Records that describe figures
* BEGIN *

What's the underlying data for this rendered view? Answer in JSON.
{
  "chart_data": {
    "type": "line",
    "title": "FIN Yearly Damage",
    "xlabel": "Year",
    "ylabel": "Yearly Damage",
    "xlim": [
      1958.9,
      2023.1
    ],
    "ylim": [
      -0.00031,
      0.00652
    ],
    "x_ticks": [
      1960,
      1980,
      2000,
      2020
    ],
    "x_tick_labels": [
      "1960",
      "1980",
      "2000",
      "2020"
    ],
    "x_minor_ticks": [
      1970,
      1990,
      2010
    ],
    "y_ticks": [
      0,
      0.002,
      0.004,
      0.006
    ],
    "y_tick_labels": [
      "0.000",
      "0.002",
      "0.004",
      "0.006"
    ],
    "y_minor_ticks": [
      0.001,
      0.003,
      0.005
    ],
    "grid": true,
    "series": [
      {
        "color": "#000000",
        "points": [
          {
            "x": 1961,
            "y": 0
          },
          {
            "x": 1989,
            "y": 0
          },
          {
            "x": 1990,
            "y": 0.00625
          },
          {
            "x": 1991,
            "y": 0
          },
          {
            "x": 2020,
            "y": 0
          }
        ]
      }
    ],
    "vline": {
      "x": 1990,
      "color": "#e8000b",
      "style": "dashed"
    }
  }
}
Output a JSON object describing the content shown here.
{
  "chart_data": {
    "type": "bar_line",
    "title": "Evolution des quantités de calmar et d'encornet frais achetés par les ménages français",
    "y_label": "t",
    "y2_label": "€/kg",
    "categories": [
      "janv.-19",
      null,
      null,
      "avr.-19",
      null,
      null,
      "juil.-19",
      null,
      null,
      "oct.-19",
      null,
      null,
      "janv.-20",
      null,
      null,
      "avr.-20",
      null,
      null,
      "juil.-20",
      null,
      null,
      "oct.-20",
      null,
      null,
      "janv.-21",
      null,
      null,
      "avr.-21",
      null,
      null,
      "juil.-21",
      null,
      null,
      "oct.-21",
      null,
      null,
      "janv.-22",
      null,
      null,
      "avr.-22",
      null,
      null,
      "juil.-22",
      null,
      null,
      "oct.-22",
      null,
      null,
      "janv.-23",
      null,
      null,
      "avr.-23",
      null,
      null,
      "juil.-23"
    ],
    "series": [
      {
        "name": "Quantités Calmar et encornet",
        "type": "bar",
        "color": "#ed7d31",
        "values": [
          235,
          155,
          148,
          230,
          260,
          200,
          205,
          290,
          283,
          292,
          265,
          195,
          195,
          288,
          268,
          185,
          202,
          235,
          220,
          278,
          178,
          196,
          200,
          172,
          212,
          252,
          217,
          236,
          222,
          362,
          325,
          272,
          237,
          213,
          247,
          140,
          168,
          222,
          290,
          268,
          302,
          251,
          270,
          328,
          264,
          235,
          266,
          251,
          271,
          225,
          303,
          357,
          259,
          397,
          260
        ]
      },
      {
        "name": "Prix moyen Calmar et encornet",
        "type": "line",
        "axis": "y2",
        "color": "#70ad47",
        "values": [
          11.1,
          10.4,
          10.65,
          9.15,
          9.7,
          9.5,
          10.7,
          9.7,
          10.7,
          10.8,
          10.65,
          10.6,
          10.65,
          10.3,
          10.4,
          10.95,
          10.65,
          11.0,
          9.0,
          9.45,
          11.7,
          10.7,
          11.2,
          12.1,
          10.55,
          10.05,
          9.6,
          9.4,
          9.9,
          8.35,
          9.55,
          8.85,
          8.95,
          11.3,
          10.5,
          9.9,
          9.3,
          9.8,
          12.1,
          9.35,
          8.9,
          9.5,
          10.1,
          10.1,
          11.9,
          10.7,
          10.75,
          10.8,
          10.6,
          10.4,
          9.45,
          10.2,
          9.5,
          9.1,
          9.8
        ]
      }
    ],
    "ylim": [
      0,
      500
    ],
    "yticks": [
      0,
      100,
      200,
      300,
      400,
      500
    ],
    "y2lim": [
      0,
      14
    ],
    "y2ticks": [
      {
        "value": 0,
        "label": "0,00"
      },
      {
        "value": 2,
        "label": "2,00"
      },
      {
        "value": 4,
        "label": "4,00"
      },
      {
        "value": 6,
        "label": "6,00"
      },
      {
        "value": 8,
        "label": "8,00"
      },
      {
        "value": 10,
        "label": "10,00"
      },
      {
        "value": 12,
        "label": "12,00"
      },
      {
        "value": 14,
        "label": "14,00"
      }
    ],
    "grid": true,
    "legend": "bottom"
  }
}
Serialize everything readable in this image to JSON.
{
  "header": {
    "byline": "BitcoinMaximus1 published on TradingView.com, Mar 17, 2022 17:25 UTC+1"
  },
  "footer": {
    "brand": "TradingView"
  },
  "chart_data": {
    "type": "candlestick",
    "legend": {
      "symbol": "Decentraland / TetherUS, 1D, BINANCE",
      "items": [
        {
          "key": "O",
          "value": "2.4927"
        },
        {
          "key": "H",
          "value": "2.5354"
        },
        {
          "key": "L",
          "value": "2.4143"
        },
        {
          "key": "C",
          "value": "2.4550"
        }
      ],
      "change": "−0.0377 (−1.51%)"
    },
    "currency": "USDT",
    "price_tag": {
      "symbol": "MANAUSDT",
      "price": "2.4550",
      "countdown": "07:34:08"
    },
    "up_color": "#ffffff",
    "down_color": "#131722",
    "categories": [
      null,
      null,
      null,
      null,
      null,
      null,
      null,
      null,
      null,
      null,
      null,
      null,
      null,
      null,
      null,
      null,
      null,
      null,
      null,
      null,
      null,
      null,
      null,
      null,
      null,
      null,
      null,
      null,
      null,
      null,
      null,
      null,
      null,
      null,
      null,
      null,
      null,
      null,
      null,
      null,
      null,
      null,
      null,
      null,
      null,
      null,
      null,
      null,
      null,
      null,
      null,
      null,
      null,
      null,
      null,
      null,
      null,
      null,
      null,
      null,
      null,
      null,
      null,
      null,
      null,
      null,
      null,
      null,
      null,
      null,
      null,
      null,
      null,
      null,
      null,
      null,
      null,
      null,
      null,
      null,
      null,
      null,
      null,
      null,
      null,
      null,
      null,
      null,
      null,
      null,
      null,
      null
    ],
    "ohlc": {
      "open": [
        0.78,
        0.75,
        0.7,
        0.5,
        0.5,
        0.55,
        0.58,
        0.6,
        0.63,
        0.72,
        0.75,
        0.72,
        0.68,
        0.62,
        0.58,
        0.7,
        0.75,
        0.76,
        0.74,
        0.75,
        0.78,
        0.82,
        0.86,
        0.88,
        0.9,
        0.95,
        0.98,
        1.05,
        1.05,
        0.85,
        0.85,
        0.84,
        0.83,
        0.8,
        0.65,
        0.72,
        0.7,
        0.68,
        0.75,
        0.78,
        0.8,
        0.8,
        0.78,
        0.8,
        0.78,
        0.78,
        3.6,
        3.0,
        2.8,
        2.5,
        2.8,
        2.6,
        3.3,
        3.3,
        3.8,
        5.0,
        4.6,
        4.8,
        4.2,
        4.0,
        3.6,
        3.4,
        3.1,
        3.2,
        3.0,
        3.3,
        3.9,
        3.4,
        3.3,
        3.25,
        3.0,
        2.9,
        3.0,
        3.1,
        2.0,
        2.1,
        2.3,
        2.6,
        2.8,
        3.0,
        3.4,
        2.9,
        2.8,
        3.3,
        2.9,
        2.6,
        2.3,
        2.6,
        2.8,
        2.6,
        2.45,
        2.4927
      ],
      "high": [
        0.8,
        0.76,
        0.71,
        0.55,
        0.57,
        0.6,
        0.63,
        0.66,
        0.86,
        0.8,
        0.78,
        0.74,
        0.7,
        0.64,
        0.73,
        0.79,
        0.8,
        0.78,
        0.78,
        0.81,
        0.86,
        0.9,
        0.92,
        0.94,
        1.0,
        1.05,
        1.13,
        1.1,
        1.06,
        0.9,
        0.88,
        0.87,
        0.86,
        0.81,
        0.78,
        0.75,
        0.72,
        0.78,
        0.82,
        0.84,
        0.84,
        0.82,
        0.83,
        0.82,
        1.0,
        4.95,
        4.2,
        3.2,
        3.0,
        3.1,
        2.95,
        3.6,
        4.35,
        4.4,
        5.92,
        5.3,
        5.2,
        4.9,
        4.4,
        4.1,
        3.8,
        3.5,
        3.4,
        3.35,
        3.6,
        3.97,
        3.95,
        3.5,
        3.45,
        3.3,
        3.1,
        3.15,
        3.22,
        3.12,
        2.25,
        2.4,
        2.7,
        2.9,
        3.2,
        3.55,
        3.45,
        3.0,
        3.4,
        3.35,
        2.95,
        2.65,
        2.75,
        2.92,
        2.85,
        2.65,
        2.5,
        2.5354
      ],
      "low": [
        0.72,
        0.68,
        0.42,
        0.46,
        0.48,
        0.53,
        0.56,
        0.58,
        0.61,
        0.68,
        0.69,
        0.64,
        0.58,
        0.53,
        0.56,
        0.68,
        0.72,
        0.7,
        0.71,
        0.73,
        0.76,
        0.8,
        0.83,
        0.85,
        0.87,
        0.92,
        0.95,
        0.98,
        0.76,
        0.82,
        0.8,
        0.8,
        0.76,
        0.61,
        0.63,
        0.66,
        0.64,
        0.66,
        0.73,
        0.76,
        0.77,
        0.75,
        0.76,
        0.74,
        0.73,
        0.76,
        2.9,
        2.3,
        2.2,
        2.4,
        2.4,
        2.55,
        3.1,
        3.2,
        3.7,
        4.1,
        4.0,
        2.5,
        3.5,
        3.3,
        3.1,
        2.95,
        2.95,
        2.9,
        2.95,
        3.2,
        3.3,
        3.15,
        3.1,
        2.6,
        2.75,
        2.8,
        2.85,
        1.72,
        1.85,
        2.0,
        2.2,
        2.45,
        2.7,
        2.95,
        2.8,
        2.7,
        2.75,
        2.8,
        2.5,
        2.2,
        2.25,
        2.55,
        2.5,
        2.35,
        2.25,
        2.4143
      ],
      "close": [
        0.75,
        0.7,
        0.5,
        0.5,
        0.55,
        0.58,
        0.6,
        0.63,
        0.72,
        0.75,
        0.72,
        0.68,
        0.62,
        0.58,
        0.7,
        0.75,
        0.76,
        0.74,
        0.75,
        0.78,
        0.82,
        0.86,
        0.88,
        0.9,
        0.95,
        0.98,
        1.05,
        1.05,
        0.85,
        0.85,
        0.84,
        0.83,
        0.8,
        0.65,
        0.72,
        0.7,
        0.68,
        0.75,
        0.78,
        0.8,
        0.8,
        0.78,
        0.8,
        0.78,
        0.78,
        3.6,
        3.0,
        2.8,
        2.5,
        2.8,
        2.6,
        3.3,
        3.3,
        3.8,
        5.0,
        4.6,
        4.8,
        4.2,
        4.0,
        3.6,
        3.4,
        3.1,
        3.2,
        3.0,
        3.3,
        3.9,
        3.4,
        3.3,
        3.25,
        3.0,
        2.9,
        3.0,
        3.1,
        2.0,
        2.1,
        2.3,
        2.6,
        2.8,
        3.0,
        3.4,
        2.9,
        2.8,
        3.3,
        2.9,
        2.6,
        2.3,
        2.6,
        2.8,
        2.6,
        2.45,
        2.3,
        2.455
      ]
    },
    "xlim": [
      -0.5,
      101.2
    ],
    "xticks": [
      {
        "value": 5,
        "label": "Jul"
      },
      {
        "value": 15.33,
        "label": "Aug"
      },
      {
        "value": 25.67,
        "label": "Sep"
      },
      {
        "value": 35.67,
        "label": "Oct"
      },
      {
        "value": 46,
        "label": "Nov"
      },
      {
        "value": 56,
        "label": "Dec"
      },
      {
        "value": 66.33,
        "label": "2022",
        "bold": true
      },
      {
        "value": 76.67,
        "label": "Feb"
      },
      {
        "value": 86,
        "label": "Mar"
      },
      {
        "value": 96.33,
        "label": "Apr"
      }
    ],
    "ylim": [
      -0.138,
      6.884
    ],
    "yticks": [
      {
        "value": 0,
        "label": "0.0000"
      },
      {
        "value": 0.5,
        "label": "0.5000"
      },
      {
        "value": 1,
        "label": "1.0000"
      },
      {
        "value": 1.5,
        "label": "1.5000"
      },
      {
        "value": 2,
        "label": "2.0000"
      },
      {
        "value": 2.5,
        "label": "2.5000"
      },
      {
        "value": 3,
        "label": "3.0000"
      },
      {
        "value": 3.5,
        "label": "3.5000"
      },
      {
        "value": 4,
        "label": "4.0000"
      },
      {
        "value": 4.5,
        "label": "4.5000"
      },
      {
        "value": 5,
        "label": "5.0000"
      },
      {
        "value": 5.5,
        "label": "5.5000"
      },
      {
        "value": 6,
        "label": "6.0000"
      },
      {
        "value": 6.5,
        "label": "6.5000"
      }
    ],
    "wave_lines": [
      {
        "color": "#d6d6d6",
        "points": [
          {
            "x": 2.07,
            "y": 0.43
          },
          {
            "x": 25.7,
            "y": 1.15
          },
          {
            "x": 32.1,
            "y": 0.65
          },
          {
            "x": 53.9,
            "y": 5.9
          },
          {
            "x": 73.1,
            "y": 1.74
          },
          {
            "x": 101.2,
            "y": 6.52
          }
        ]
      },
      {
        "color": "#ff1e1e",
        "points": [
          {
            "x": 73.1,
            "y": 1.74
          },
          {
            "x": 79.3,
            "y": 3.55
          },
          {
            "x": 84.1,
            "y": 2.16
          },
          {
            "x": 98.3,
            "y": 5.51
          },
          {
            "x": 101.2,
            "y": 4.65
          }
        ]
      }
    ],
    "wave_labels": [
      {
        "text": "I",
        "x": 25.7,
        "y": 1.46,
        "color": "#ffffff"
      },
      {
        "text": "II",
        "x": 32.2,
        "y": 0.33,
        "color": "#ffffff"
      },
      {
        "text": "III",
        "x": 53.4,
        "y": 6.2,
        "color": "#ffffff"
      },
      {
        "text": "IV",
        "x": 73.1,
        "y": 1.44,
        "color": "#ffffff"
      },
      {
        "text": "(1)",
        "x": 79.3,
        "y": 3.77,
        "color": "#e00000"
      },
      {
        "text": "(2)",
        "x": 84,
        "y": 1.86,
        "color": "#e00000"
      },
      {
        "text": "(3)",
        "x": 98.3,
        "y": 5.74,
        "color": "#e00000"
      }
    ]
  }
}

* END *

* _Exercise instructions_
Only lines that contain the word "symbol" are wanted; copy each of them.

* _In response_
      "symbol": "Decentraland / TetherUS, 1D, BINANCE",
      "symbol": "MANAUSDT",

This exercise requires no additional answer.